Given instruction: State how many lines of the entries hold the string "Riverwalk", and nothing more.

[Collected data]
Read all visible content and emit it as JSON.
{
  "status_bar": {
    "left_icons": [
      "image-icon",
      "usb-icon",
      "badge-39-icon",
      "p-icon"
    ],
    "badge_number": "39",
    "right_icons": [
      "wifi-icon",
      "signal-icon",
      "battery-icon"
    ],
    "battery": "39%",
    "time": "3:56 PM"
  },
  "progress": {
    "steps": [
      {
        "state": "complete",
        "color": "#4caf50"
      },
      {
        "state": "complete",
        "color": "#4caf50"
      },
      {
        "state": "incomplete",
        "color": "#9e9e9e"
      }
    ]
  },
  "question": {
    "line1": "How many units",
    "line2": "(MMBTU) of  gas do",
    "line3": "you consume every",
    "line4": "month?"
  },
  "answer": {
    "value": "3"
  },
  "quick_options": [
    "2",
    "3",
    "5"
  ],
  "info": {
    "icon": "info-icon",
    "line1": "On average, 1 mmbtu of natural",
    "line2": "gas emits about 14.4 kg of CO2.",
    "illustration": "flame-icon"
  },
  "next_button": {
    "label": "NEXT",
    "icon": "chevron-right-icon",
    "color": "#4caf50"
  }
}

--

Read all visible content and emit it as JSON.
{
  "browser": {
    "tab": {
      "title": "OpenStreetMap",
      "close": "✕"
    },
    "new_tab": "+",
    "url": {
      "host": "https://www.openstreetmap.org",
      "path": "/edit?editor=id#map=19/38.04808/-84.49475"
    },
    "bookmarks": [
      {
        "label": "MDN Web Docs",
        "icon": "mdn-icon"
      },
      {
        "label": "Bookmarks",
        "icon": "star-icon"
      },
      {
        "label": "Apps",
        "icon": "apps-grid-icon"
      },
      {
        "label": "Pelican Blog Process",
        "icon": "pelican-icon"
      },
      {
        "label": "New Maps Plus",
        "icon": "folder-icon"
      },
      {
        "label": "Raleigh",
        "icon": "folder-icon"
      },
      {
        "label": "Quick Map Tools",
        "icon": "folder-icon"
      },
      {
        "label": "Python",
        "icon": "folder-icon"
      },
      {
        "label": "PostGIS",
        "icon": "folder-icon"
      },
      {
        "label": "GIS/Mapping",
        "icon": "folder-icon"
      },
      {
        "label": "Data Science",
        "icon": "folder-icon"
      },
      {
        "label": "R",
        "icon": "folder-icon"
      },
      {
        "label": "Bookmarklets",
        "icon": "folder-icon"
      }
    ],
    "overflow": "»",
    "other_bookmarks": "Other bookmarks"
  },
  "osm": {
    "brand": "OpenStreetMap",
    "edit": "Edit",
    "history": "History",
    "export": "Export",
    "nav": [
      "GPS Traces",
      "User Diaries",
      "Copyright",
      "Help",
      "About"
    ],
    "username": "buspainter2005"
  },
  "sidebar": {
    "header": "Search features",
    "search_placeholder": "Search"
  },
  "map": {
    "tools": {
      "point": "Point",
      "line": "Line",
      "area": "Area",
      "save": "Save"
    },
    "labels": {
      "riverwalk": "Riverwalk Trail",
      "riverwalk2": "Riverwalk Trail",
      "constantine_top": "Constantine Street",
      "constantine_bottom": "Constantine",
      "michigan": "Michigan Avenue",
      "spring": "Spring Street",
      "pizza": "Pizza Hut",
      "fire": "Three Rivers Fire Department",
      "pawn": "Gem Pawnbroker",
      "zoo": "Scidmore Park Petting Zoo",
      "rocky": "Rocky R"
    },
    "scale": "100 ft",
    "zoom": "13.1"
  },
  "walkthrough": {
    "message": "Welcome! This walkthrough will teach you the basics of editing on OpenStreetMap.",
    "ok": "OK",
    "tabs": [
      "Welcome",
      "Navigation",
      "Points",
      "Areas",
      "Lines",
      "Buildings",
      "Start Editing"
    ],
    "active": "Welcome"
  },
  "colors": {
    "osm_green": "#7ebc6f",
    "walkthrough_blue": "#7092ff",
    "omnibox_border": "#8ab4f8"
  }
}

Worked solution: 2